Given information start

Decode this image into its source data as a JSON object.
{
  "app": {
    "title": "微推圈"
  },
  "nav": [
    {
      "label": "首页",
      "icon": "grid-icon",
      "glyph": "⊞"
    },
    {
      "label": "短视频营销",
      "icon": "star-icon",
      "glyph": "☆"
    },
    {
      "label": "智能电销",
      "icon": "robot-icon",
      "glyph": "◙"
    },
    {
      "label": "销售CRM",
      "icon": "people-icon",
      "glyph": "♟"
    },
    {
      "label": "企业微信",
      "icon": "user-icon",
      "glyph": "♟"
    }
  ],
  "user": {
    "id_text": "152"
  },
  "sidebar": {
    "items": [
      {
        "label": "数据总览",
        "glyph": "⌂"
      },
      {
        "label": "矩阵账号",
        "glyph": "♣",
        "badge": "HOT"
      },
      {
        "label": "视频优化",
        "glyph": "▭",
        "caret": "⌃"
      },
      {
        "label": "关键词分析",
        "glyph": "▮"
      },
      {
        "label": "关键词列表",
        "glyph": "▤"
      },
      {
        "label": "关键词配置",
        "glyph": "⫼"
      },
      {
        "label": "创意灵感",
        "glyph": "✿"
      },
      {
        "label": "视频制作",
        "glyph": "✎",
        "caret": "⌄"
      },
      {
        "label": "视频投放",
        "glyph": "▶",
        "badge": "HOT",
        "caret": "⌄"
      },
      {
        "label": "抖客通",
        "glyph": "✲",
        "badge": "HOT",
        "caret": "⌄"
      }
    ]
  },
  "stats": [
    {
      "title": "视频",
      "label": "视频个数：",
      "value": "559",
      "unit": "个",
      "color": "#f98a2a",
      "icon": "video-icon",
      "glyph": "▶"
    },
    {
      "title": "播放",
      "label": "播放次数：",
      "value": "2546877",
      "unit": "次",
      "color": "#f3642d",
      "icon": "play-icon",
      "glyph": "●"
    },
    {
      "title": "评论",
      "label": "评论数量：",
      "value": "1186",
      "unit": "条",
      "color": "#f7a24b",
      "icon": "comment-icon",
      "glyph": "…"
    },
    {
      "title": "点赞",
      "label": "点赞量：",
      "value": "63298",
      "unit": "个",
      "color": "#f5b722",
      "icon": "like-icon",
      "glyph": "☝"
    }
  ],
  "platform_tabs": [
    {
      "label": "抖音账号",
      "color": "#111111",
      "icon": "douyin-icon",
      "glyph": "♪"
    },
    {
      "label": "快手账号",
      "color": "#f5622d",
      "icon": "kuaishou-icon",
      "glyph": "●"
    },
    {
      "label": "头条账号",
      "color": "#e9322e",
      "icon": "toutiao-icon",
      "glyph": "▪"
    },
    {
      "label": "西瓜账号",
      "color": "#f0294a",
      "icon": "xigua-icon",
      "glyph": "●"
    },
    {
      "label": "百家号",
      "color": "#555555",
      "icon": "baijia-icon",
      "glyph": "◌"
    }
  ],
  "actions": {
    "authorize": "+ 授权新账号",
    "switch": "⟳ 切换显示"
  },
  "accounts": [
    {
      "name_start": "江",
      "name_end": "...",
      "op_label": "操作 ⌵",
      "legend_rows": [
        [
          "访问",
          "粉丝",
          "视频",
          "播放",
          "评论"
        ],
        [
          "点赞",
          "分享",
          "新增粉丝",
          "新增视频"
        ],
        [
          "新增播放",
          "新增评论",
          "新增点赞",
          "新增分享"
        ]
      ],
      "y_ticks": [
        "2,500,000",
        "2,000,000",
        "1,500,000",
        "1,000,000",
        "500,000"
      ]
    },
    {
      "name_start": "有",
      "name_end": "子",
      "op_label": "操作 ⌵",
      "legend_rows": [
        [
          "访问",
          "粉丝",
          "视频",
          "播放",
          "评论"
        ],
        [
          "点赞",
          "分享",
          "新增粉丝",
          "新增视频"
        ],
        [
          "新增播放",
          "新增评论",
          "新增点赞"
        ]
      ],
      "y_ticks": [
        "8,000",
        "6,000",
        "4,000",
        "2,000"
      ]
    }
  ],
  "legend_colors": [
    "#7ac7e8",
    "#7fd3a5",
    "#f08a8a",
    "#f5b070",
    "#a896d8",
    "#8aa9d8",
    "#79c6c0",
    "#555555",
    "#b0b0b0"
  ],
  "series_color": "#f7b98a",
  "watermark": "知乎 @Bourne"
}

Given information end

Please output the complete data exactly.

◆ The answer ◆
Decode this image into its source data as a JSON object.
{
  "app": {
    "title": "微推圈"
  },
  "nav": [
    {
      "label": "首页",
      "icon": "grid-icon",
      "glyph": "⊞"
    },
    {
      "label": "短视频营销",
      "icon": "star-icon",
      "glyph": "☆"
    },
    {
      "label": "智能电销",
      "icon": "robot-icon",
      "glyph": "◙"
    },
    {
      "label": "销售CRM",
      "icon": "people-icon",
      "glyph": "♟"
    },
    {
      "label": "企业微信",
      "icon": "user-icon",
      "glyph": "♟"
    }
  ],
  "user": {
    "id_text": "152"
  },
  "sidebar": {
    "items": [
      {
        "label": "数据总览",
        "glyph": "⌂"
      },
      {
        "label": "矩阵账号",
        "glyph": "♣",
        "badge": "HOT"
      },
      {
        "label": "视频优化",
        "glyph": "▭",
        "caret": "⌃"
      },
      {
        "label": "关键词分析",
        "glyph": "▮"
      },
      {
        "label": "关键词列表",
        "glyph": "▤"
      },
      {
        "label": "关键词配置",
        "glyph": "⫼"
      },
      {
        "label": "创意灵感",
        "glyph": "✿"
      },
      {
        "label": "视频制作",
        "glyph": "✎",
        "caret": "⌄"
      },
      {
        "label": "视频投放",
        "glyph": "▶",
        "badge": "HOT",
        "caret": "⌄"
      },
      {
        "label": "抖客通",
        "glyph": "✲",
        "badge": "HOT",
        "caret": "⌄"
      }
    ]
  },
  "stats": [
    {
      "title": "视频",
      "label": "视频个数：",
      "value": "559",
      "unit": "个",
      "color": "#f98a2a",
      "icon": "video-icon",
      "glyph": "▶"
    },
    {
      "title": "播放",
      "label": "播放次数：",
      "value": "2546877",
      "unit": "次",
      "color": "#f3642d",
      "icon": "play-icon",
      "glyph": "●"
    },
    {
      "title": "评论",
      "label": "评论数量：",
      "value": "1186",
      "unit": "条",
      "color": "#f7a24b",
      "icon": "comment-icon",
      "glyph": "…"
    },
    {
      "title": "点赞",
      "label": "点赞量：",
      "value": "63298",
      "unit": "个",
      "color": "#f5b722",
      "icon": "like-icon",
      "glyph": "☝"
    }
  ],
  "platform_tabs": [
    {
      "label": "抖音账号",
      "color": "#111111",
      "icon": "douyin-icon",
      "glyph": "♪"
    },
    {
      "label": "快手账号",
      "color": "#f5622d",
      "icon": "kuaishou-icon",
      "glyph": "●"
    },
    {
      "label": "头条账号",
      "color": "#e9322e",
      "icon": "toutiao-icon",
      "glyph": "▪"
    },
    {
      "label": "西瓜账号",
      "color": "#f0294a",
      "icon": "xigua-icon",
      "glyph": "●"
    },
    {
      "label": "百家号",
      "color": "#555555",
      "icon": "baijia-icon",
      "glyph": "◌"
    }
  ],
  "actions": {
    "authorize": "+ 授权新账号",
    "switch": "⟳ 切换显示"
  },
  "accounts": [
    {
      "name_start": "江",
      "name_end": "...",
      "op_label": "操作 ⌵",
      "legend_rows": [
        [
          "访问",
          "粉丝",
          "视频",
          "播放",
          "评论"
        ],
        [
          "点赞",
          "分享",
          "新增粉丝",
          "新增视频"
        ],
        [
          "新增播放",
          "新增评论",
          "新增点赞",
          "新增分享"
        ]
      ],
      "y_ticks": [
        "2,500,000",
        "2,000,000",
        "1,500,000",
        "1,000,000",
        "500,000"
      ]
    },
    {
      "name_start": "有",
      "name_end": "子",
      "op_label": "操作 ⌵",
      "legend_rows": [
        [
          "访问",
          "粉丝",
          "视频",
          "播放",
          "评论"
        ],
        [
          "点赞",
          "分享",
          "新增粉丝",
          "新增视频"
        ],
        [
          "新增播放",
          "新增评论",
          "新增点赞"
        ]
      ],
      "y_ticks": [
        "8,000",
        "6,000",
        "4,000",
        "2,000"
      ]
    }
  ],
  "legend_colors": [
    "#7ac7e8",
    "#7fd3a5",
    "#f08a8a",
    "#f5b070",
    "#a896d8",
    "#8aa9d8",
    "#79c6c0",
    "#555555",
    "#b0b0b0"
  ],
  "series_color": "#f7b98a",
  "watermark": "知乎 @Bourne"
}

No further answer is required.